## AIM OF THE TASK
Using the records below, reproduce exactly the lines from the one containing "What does this" through the end, and nothing more; skip the images.

## EXTRACTED DATA
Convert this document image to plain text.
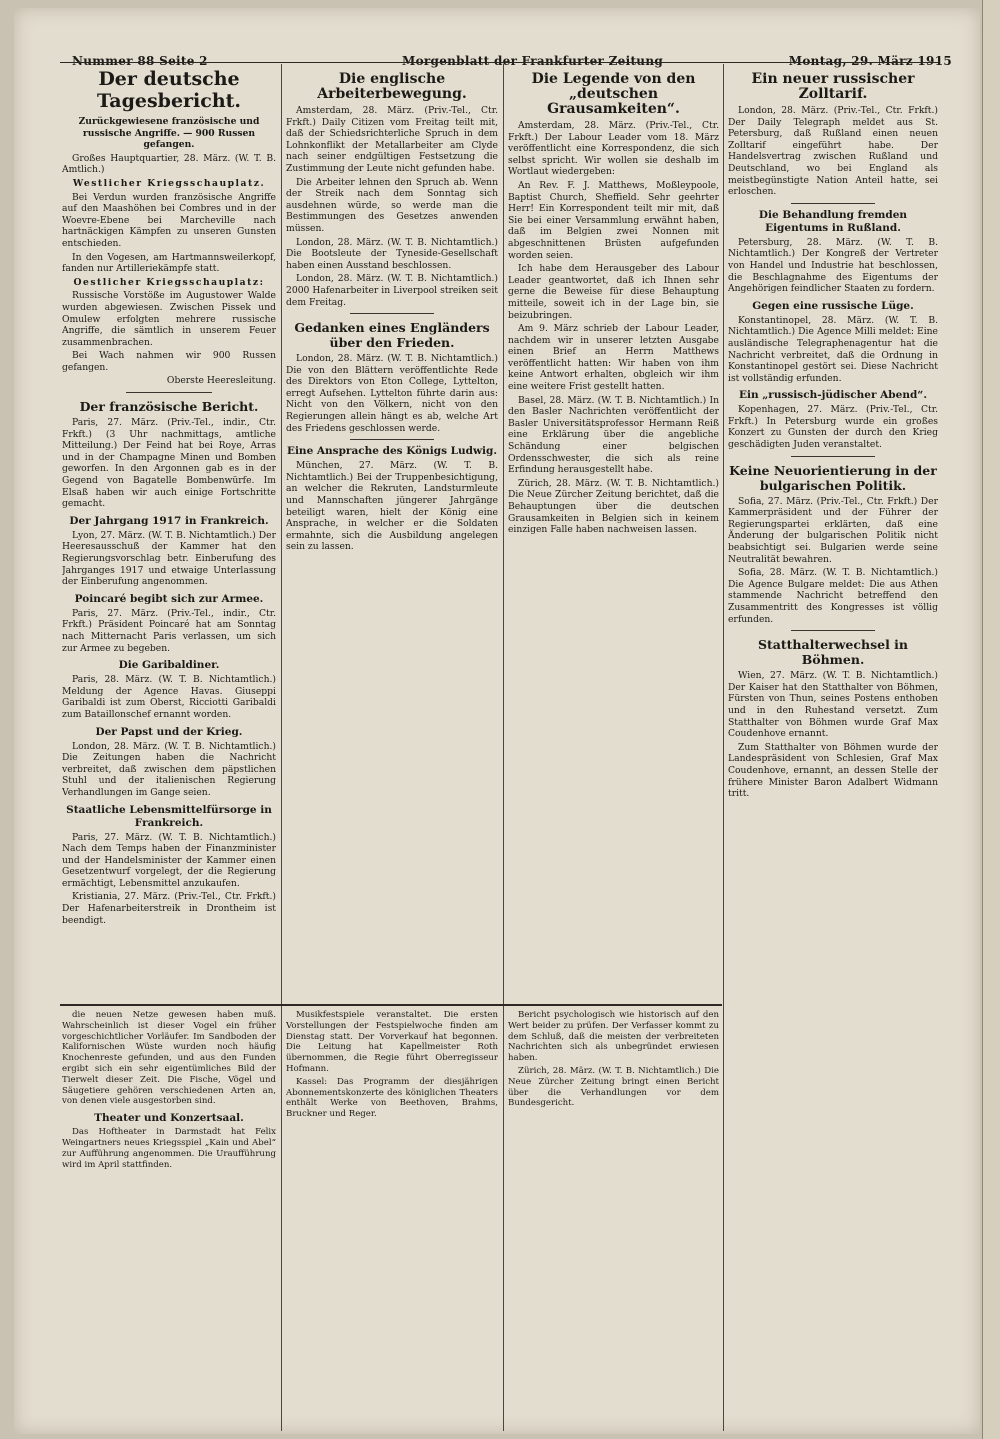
Nummer 88 Seite 2	Morgenblatt der Frankfurter Zeitung	Montag, 29. März 1915
Der deutsche Tagesbericht.

Zurückgewiesene französische und russische Angriffe. — 900 Russen gefangen.

Großes Hauptquartier, 28. März. (W. T. B. Amtlich.)

Westlicher Kriegsschauplatz.

Bei Verdun wurden französische Angriffe auf den Maashöhen bei Combres und in der Woevre-Ebene bei Marcheville nach hartnäckigen Kämpfen zu unseren Gunsten entschieden.

In den Vogesen, am Hartmannsweilerkopf, fanden nur Artilleriekämpfe statt.

Oestlicher Kriegsschauplatz:

Russische Vorstöße im Augustower Walde wurden abgewiesen. Zwischen Pissek und Omulew erfolgten mehrere russische Angriffe, die sämtlich in unserem Feuer zusammenbrachen.

Bei Wach nahmen wir 900 Russen gefangen.

Oberste Heeresleitung.

Der französische Bericht.

Paris, 27. März. (Priv.-Tel., indir., Ctr. Frkft.) (3 Uhr nachmittags, amtliche Mitteilung.) Der Feind hat bei Roye, Arras und in der Champagne Minen und Bomben geworfen. In den Argonnen gab es in der Gegend von Bagatelle Bombenwürfe. Im Elsaß haben wir auch einige Fortschritte gemacht.

Der Jahrgang 1917 in Frankreich.

Lyon, 27. März. (W. T. B. Nichtamtlich.) Der Heeresausschuß der Kammer hat den Regierungsvorschlag betr. Einberufung des Jahrganges 1917 und etwaige Unterlassung der Einberufung angenommen.

Poincaré begibt sich zur Armee.

Paris, 27. März. (Priv.-Tel., indir., Ctr. Frkft.) Präsident Poincaré hat am Sonntag nach Mitternacht Paris verlassen, um sich zur Armee zu begeben.

Die Garibaldiner.

Paris, 28. März. (W. T. B. Nichtamtlich.) Meldung der Agence Havas. Giuseppi Garibaldi ist zum Oberst, Ricciotti Garibaldi zum Bataillonschef ernannt worden.

Der Papst und der Krieg.

London, 28. März. (W. T. B. Nichtamtlich.) Die Zeitungen haben die Nachricht verbreitet, daß zwischen dem päpstlichen Stuhl und der italienischen Regierung Verhandlungen im Gange seien.

Staatliche Lebensmittelfürsorge in Frankreich.

Paris, 27. März. (W. T. B. Nichtamtlich.) Nach dem Temps haben der Finanzminister und der Handelsminister der Kammer einen Gesetzentwurf vorgelegt, der die Regierung ermächtigt, Lebensmittel anzukaufen.

Kristiania, 27. März. (Priv.-Tel., Ctr. Frkft.) Der Hafenarbeiterstreik in Drontheim ist beendigt.

Die englische Arbeiterbewegung.

Amsterdam, 28. März. (Priv.-Tel., Ctr. Frkft.) Daily Citizen vom Freitag teilt mit, daß der Schiedsrichterliche Spruch in dem Lohnkonflikt der Metallarbeiter am Clyde nach seiner endgültigen Festsetzung die Zustimmung der Leute nicht gefunden habe.

Die Arbeiter lehnen den Spruch ab. Wenn der Streik nach dem Sonntag sich ausdehnen würde, so werde man die Bestimmungen des Gesetzes anwenden müssen.

London, 28. März. (W. T. B. Nichtamtlich.) Die Bootsleute der Tyneside-Gesellschaft haben einen Ausstand beschlossen.

London, 28. März. (W. T. B. Nichtamtlich.) 2000 Hafenarbeiter in Liverpool streiken seit dem Freitag.

Gedanken eines Engländers über den Frieden.

London, 28. März. (W. T. B. Nichtamtlich.) Die von den Blättern veröffentlichte Rede des Direktors von Eton College, Lyttelton, erregt Aufsehen. Lyttelton führte darin aus: Nicht von den Völkern, nicht von den Regierungen allein hängt es ab, welche Art des Friedens geschlossen werde.

Eine Ansprache des Königs Ludwig.

München, 27. März. (W. T. B. Nichtamtlich.) Bei der Truppenbesichtigung, an welcher die Rekruten, Landsturmleute und Mannschaften jüngerer Jahrgänge beteiligt waren, hielt der König eine Ansprache, in welcher er die Soldaten ermahnte, sich die Ausbildung angelegen sein zu lassen.

Die Legende von den „deutschen Grausamkeiten“.

Amsterdam, 28. März. (Priv.-Tel., Ctr. Frkft.) Der Labour Leader vom 18. März veröffentlicht eine Korrespondenz, die sich selbst spricht. Wir wollen sie deshalb im Wortlaut wiedergeben:

An Rev. F. J. Matthews, Moßleypoole, Baptist Church, Sheffield. Sehr geehrter Herr! Ein Korrespondent teilt mir mit, daß Sie bei einer Versammlung erwähnt haben, daß im Belgien zwei Nonnen mit abgeschnittenen Brüsten aufgefunden worden seien.

Ich habe dem Herausgeber des Labour Leader geantwortet, daß ich Ihnen sehr gerne die Beweise für diese Behauptung mitteile, soweit ich in der Lage bin, sie beizubringen.

Am 9. März schrieb der Labour Leader, nachdem wir in unserer letzten Ausgabe einen Brief an Herrn Matthews veröffentlicht hatten: Wir haben von ihm keine Antwort erhalten, obgleich wir ihm eine weitere Frist gestellt hatten.

Basel, 28. März. (W. T. B. Nichtamtlich.) In den Basler Nachrichten veröffentlicht der Basler Universitätsprofessor Hermann Reiß eine Erklärung über die angebliche Schändung einer belgischen Ordensschwester, die sich als reine Erfindung herausgestellt habe.

Zürich, 28. März. (W. T. B. Nichtamtlich.) Die Neue Zürcher Zeitung berichtet, daß die Behauptungen über die deutschen Grausamkeiten in Belgien sich in keinem einzigen Falle haben nachweisen lassen.

Ein neuer russischer Zolltarif.

London, 28. März. (Priv.-Tel., Ctr. Frkft.) Der Daily Telegraph meldet aus St. Petersburg, daß Rußland einen neuen Zolltarif eingeführt habe. Der Handelsvertrag zwischen Rußland und Deutschland, wo bei England als meistbegünstigte Nation Anteil hatte, sei erloschen.

Die Behandlung fremden Eigentums in Rußland.

Petersburg, 28. März. (W. T. B. Nichtamtlich.) Der Kongreß der Vertreter von Handel und Industrie hat beschlossen, die Beschlagnahme des Eigentums der Angehörigen feindlicher Staaten zu fordern.

Gegen eine russische Lüge.

Konstantinopel, 28. März. (W. T. B. Nichtamtlich.) Die Agence Milli meldet: Eine ausländische Telegraphenagentur hat die Nachricht verbreitet, daß die Ordnung in Konstantinopel gestört sei. Diese Nachricht ist vollständig erfunden.

Ein „russisch-jüdischer Abend“.

Kopenhagen, 27. März. (Priv.-Tel., Ctr. Frkft.) In Petersburg wurde ein großes Konzert zu Gunsten der durch den Krieg geschädigten Juden veranstaltet.

Keine Neuorientierung in der bulgarischen Politik.

Sofia, 27. März. (Priv.-Tel., Ctr. Frkft.) Der Kammerpräsident und der Führer der Regierungspartei erklärten, daß eine Änderung der bulgarischen Politik nicht beabsichtigt sei. Bulgarien werde seine Neutralität bewahren.

Sofia, 28. März. (W. T. B. Nichtamtlich.) Die Agence Bulgare meldet: Die aus Athen stammende Nachricht betreffend den Zusammentritt des Kongresses ist völlig erfunden.

Statthalterwechsel in Böhmen.

Wien, 27. März. (W. T. B. Nichtamtlich.) Der Kaiser hat den Statthalter von Böhmen, Fürsten von Thun, seines Postens enthoben und in den Ruhestand versetzt. Zum Statthalter von Böhmen wurde Graf Max Coudenhove ernannt.

Zum Statthalter von Böhmen wurde der Landespräsident von Schlesien, Graf Max Coudenhove, ernannt, an dessen Stelle der frühere Minister Baron Adalbert Widmann tritt.

die neuen Netze gewesen haben muß. Wahrscheinlich ist dieser Vogel ein früher vorgeschichtlicher Vorläufer. Im Sandboden der Kalifornischen Wüste wurden noch häufig Knochenreste gefunden, und aus den Funden ergibt sich ein sehr eigentümliches Bild der Tierwelt dieser Zeit. Die Fische, Vögel und Säugetiere gehören verschiedenen Arten an, von denen viele ausgestorben sind.

Theater und Konzertsaal.

Das Hoftheater in Darmstadt hat Felix Weingartners neues Kriegsspiel „Kain und Abel“ zur Aufführung angenommen. Die Uraufführung wird im April stattfinden.

Musikfestspiele veranstaltet. Die ersten Vorstellungen der Festspielwoche finden am Dienstag statt. Der Vorverkauf hat begonnen. Die Leitung hat Kapellmeister Roth übernommen, die Regie führt Oberregisseur Hofmann.

Kassel: Das Programm der diesjährigen Abonnementskonzerte des königlichen Theaters enthält Werke von Beethoven, Brahms, Bruckner und Reger.

Bericht psychologisch wie historisch auf den Wert beider zu prüfen. Der Verfasser kommt zu dem Schluß, daß die meisten der verbreiteten Nachrichten sich als unbegründet erwiesen haben.

Zürich, 28. März. (W. T. B. Nichtamtlich.) Die Neue Zürcher Zeitung bringt einen Bericht über die Verhandlungen vor dem Bundesgericht.
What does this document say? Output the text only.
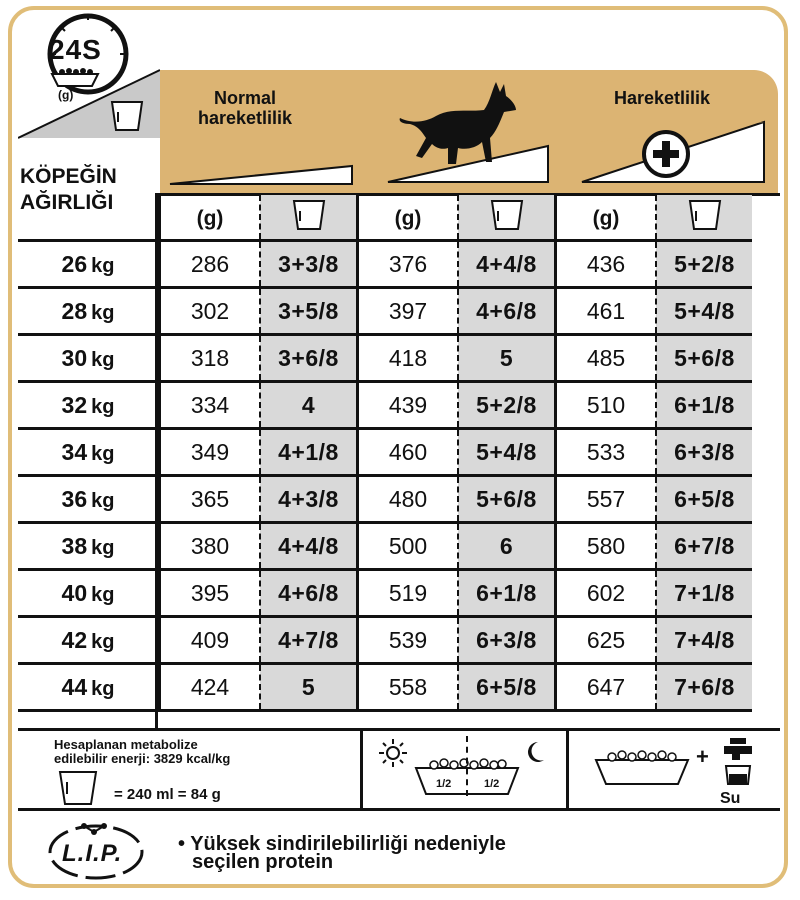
24S
(g)	Normal
hareketlilik
Hareketlilik
KÖPEĞİN
AĞIRLIĞI
	(g)		(g)		(g)	
26 kg	286	3+3/8	376	4+4/8	436	5+2/8
28 kg	302	3+5/8	397	4+6/8	461	5+4/8
30 kg	318	3+6/8	418	5	485	5+6/8
32 kg	334	4	439	5+2/8	510	6+1/8
34 kg	349	4+1/8	460	5+4/8	533	6+3/8
36 kg	365	4+3/8	480	5+6/8	557	6+5/8
38 kg	380	4+4/8	500	6	580	6+7/8
40 kg	395	4+6/8	519	6+1/8	602	7+1/8
42 kg	409	4+7/8	539	6+3/8	625	7+4/8
44 kg	424	5	558	6+5/8	647	7+6/8
Hesaplanan metabolize
edilebilir enerji: 3829 kcal/kg
= 240 ml = 84 g
1/2	1/2
+
Su
L.I.P.	• Yüksek sindirilebilirliği nedeniyle
seçilen protein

## ANSWER BELOW
What does this document say? Output the text only.
24S
(g)	Normal
hareketlilik
Hareketlilik
KÖPEĞİN
AĞIRLIĞI
	(g)		(g)		(g)	
26 kg	286	3+3/8	376	4+4/8	436	5+2/8
28 kg	302	3+5/8	397	4+6/8	461	5+4/8
30 kg	318	3+6/8	418	5	485	5+6/8
32 kg	334	4	439	5+2/8	510	6+1/8
34 kg	349	4+1/8	460	5+4/8	533	6+3/8
36 kg	365	4+3/8	480	5+6/8	557	6+5/8
38 kg	380	4+4/8	500	6	580	6+7/8
40 kg	395	4+6/8	519	6+1/8	602	7+1/8
42 kg	409	4+7/8	539	6+3/8	625	7+4/8
44 kg	424	5	558	6+5/8	647	7+6/8
Hesaplanan metabolize
edilebilir enerji: 3829 kcal/kg
= 240 ml = 84 g
1/2	1/2
+
Su
L.I.P.	• Yüksek sindirilebilirliği nedeniyle
seçilen protein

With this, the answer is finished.